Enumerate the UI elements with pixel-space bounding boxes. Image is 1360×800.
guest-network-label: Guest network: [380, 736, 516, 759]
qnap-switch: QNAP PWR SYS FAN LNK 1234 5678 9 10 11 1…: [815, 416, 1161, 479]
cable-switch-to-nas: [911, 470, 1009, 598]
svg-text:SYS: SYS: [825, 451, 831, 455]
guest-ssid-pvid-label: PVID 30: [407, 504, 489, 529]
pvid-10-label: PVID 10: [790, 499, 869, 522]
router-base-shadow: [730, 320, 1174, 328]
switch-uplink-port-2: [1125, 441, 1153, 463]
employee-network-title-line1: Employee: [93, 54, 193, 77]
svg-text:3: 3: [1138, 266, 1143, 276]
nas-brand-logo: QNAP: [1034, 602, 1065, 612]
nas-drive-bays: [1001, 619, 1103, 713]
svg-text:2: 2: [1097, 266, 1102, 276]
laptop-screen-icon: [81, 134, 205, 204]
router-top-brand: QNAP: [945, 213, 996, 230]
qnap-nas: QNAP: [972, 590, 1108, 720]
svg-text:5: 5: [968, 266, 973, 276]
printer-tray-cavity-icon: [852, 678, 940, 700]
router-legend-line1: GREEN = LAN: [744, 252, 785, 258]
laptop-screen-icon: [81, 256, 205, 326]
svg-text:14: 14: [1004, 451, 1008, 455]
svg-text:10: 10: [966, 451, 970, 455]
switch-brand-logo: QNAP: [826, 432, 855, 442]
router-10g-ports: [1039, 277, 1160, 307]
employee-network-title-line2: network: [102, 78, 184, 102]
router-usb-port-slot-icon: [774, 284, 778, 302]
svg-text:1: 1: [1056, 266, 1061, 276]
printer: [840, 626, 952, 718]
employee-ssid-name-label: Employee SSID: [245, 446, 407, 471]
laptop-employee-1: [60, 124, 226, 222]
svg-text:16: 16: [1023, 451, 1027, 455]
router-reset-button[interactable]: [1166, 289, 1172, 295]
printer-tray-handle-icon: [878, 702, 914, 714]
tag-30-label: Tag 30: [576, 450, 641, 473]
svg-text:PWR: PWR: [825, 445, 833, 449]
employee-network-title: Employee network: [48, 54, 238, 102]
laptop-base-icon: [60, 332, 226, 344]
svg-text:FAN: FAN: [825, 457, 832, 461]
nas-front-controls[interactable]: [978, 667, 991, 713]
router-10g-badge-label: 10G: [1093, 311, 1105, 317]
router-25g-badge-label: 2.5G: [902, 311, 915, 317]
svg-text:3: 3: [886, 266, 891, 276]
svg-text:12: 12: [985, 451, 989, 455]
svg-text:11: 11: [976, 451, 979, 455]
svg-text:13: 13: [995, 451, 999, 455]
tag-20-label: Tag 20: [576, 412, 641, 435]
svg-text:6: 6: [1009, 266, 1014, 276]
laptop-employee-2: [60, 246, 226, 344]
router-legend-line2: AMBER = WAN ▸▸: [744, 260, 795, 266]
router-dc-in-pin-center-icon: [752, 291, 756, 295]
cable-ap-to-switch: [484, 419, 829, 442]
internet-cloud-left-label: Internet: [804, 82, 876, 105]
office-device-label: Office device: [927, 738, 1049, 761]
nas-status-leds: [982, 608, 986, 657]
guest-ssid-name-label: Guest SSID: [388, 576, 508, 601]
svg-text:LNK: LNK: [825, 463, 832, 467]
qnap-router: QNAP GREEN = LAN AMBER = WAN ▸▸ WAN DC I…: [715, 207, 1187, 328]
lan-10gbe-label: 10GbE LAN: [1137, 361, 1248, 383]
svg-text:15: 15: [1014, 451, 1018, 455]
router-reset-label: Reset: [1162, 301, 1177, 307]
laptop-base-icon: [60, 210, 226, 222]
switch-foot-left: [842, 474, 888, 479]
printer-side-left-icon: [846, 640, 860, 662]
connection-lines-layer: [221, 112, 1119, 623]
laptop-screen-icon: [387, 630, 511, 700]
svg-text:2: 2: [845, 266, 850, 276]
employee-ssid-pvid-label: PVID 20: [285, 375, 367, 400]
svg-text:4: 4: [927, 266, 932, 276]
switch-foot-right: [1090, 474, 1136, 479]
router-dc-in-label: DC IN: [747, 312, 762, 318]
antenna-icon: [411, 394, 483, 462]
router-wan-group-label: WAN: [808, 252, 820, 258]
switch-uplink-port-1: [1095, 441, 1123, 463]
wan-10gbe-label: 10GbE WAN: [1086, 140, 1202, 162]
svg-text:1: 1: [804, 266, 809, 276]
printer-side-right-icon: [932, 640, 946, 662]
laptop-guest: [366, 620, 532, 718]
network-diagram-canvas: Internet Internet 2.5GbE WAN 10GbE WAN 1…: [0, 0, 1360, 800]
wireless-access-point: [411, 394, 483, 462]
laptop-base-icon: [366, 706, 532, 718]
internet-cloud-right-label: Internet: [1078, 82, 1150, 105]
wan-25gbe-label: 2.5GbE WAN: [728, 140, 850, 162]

——————

**Problem to solve:**
Extract every line of the data above and reproduce each one verbatim, in the original order, without changing anything.

**Exercise result:**
Enumerate the UI elements with pixel-space bounding boxes. Image is 1360×800.
guest-network-label: Guest network: [380, 736, 516, 759]
qnap-switch: QNAP PWR SYS FAN LNK 1234 5678 9 10 11 1…: [815, 416, 1161, 479]
cable-switch-to-nas: [911, 470, 1009, 598]
svg-text:SYS: SYS: [825, 451, 831, 455]
guest-ssid-pvid-label: PVID 30: [407, 504, 489, 529]
pvid-10-label: PVID 10: [790, 499, 869, 522]
router-base-shadow: [730, 320, 1174, 328]
switch-uplink-port-2: [1125, 441, 1153, 463]
employee-network-title-line1: Employee: [93, 54, 193, 77]
svg-text:3: 3: [1138, 266, 1143, 276]
nas-brand-logo: QNAP: [1034, 602, 1065, 612]
nas-drive-bays: [1001, 619, 1103, 713]
svg-text:2: 2: [1097, 266, 1102, 276]
laptop-screen-icon: [81, 134, 205, 204]
router-top-brand: QNAP: [945, 213, 996, 230]
qnap-nas: QNAP: [972, 590, 1108, 720]
svg-text:5: 5: [968, 266, 973, 276]
printer-tray-cavity-icon: [852, 678, 940, 700]
router-legend-line1: GREEN = LAN: [744, 252, 785, 258]
laptop-screen-icon: [81, 256, 205, 326]
svg-text:14: 14: [1004, 451, 1008, 455]
svg-text:10: 10: [966, 451, 970, 455]
switch-brand-logo: QNAP: [826, 432, 855, 442]
router-10g-ports: [1039, 277, 1160, 307]
employee-network-title-line2: network: [102, 78, 184, 102]
router-usb-port-slot-icon: [774, 284, 778, 302]
svg-text:1: 1: [1056, 266, 1061, 276]
printer: [840, 626, 952, 718]
employee-ssid-name-label: Employee SSID: [245, 446, 407, 471]
laptop-employee-1: [60, 124, 226, 222]
svg-text:16: 16: [1023, 451, 1027, 455]
router-reset-button[interactable]: [1166, 289, 1172, 295]
printer-tray-handle-icon: [878, 702, 914, 714]
tag-30-label: Tag 30: [576, 450, 641, 473]
svg-text:PWR: PWR: [825, 445, 833, 449]
employee-network-title: Employee network: [48, 54, 238, 102]
laptop-base-icon: [60, 332, 226, 344]
svg-text:FAN: FAN: [825, 457, 832, 461]
nas-front-controls[interactable]: [978, 667, 991, 713]
router-10g-badge-label: 10G: [1093, 311, 1105, 317]
router-25g-badge-label: 2.5G: [902, 311, 915, 317]
svg-text:3: 3: [886, 266, 891, 276]
svg-text:12: 12: [985, 451, 989, 455]
svg-text:11: 11: [976, 451, 979, 455]
svg-text:13: 13: [995, 451, 999, 455]
tag-20-label: Tag 20: [576, 412, 641, 435]
svg-text:6: 6: [1009, 266, 1014, 276]
laptop-employee-2: [60, 246, 226, 344]
router-legend-line2: AMBER = WAN ▸▸: [744, 260, 795, 266]
router-dc-in-pin-center-icon: [752, 291, 756, 295]
cable-ap-to-switch: [484, 419, 829, 442]
internet-cloud-left-label: Internet: [804, 82, 876, 105]
office-device-label: Office device: [927, 738, 1049, 761]
nas-status-leds: [982, 608, 986, 657]
guest-ssid-name-label: Guest SSID: [388, 576, 508, 601]
svg-text:LNK: LNK: [825, 463, 832, 467]
qnap-router: QNAP GREEN = LAN AMBER = WAN ▸▸ WAN DC I…: [715, 207, 1187, 328]
lan-10gbe-label: 10GbE LAN: [1137, 361, 1248, 383]
svg-text:15: 15: [1014, 451, 1018, 455]
router-reset-label: Reset: [1162, 301, 1177, 307]
laptop-base-icon: [60, 210, 226, 222]
switch-foot-left: [842, 474, 888, 479]
printer-side-left-icon: [846, 640, 860, 662]
connection-lines-layer: [221, 112, 1119, 623]
laptop-screen-icon: [387, 630, 511, 700]
svg-text:2: 2: [845, 266, 850, 276]
employee-ssid-pvid-label: PVID 20: [285, 375, 367, 400]
svg-text:4: 4: [927, 266, 932, 276]
switch-foot-right: [1090, 474, 1136, 479]
router-dc-in-label: DC IN: [747, 312, 762, 318]
antenna-icon: [411, 394, 483, 462]
router-wan-group-label: WAN: [808, 252, 820, 258]
switch-uplink-port-1: [1095, 441, 1123, 463]
wan-10gbe-label: 10GbE WAN: [1086, 140, 1202, 162]
svg-text:1: 1: [804, 266, 809, 276]
printer-side-right-icon: [932, 640, 946, 662]
laptop-guest: [366, 620, 532, 718]
network-diagram-canvas: Internet Internet 2.5GbE WAN 10GbE WAN 1…: [0, 0, 1360, 800]
wireless-access-point: [411, 394, 483, 462]
laptop-base-icon: [366, 706, 532, 718]
internet-cloud-right-label: Internet: [1078, 82, 1150, 105]
wan-25gbe-label: 2.5GbE WAN: [728, 140, 850, 162]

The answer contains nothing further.